### TASK INSTRUCTIONS
Repeat the material below exactly, with no pictures.

### RECORDS FOR THIS TASK
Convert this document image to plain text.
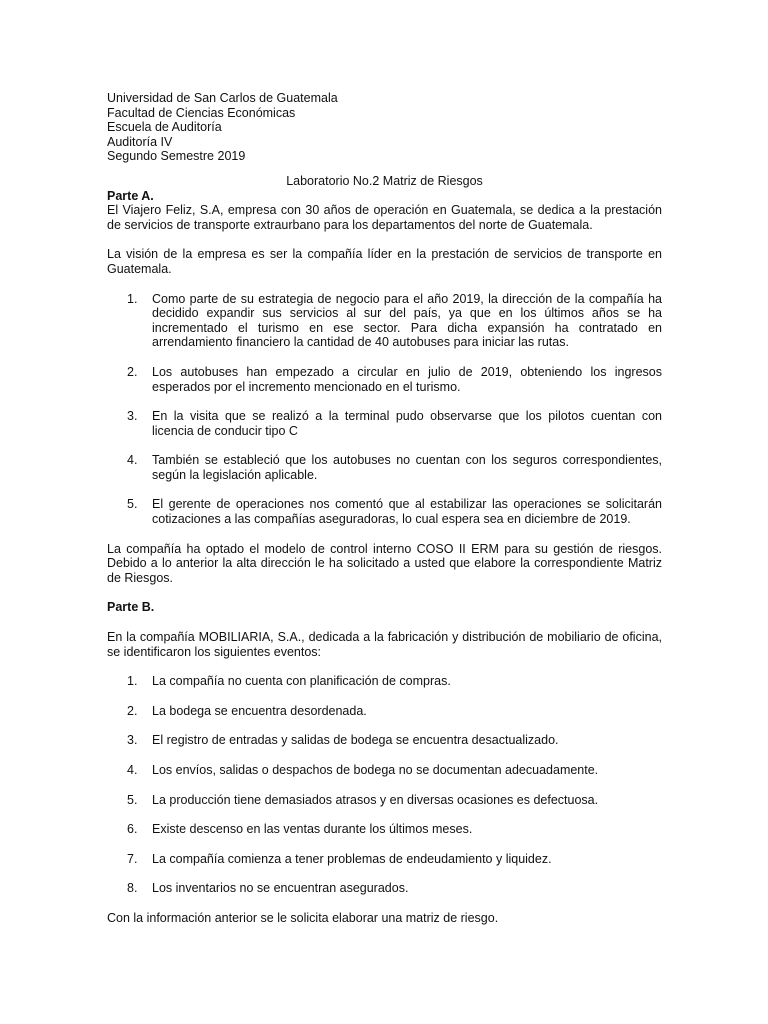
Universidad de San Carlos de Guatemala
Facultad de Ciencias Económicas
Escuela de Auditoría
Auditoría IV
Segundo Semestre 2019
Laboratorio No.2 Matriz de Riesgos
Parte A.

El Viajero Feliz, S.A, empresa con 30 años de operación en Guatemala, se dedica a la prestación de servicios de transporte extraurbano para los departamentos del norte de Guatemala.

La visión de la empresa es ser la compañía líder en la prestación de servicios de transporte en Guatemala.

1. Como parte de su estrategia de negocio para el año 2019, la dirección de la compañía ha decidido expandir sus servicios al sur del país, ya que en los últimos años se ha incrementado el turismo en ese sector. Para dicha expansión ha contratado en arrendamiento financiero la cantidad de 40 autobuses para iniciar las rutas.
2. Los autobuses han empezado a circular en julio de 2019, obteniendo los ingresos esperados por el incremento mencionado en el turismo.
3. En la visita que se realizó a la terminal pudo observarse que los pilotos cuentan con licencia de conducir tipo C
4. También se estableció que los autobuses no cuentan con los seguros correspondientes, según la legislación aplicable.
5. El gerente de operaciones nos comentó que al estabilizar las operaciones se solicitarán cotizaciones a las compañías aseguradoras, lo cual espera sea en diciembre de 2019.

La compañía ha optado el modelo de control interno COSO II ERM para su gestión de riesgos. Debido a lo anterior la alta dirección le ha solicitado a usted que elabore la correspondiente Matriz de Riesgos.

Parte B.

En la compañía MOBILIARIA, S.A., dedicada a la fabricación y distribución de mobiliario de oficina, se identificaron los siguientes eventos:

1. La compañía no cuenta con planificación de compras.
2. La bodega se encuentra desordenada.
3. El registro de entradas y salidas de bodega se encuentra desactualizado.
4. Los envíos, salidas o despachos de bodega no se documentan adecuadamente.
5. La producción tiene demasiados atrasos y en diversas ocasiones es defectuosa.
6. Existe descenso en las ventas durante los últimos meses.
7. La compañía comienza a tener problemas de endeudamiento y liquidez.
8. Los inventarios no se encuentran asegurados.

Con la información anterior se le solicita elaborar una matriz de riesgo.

### FINAL ANSWER
Convert this document image to plain text.
Universidad de San Carlos de Guatemala
Facultad de Ciencias Económicas
Escuela de Auditoría
Auditoría IV
Segundo Semestre 2019
Laboratorio No.2 Matriz de Riesgos
Parte A.

El Viajero Feliz, S.A, empresa con 30 años de operación en Guatemala, se dedica a la prestación de servicios de transporte extraurbano para los departamentos del norte de Guatemala.

La visión de la empresa es ser la compañía líder en la prestación de servicios de transporte en Guatemala.

1. Como parte de su estrategia de negocio para el año 2019, la dirección de la compañía ha decidido expandir sus servicios al sur del país, ya que en los últimos años se ha incrementado el turismo en ese sector. Para dicha expansión ha contratado en arrendamiento financiero la cantidad de 40 autobuses para iniciar las rutas.
2. Los autobuses han empezado a circular en julio de 2019, obteniendo los ingresos esperados por el incremento mencionado en el turismo.
3. En la visita que se realizó a la terminal pudo observarse que los pilotos cuentan con licencia de conducir tipo C
4. También se estableció que los autobuses no cuentan con los seguros correspondientes, según la legislación aplicable.
5. El gerente de operaciones nos comentó que al estabilizar las operaciones se solicitarán cotizaciones a las compañías aseguradoras, lo cual espera sea en diciembre de 2019.

La compañía ha optado el modelo de control interno COSO II ERM para su gestión de riesgos. Debido a lo anterior la alta dirección le ha solicitado a usted que elabore la correspondiente Matriz de Riesgos.

Parte B.

En la compañía MOBILIARIA, S.A., dedicada a la fabricación y distribución de mobiliario de oficina, se identificaron los siguientes eventos:

1. La compañía no cuenta con planificación de compras.
2. La bodega se encuentra desordenada.
3. El registro de entradas y salidas de bodega se encuentra desactualizado.
4. Los envíos, salidas o despachos de bodega no se documentan adecuadamente.
5. La producción tiene demasiados atrasos y en diversas ocasiones es defectuosa.
6. Existe descenso en las ventas durante los últimos meses.
7. La compañía comienza a tener problemas de endeudamiento y liquidez.
8. Los inventarios no se encuentran asegurados.

Con la información anterior se le solicita elaborar una matriz de riesgo.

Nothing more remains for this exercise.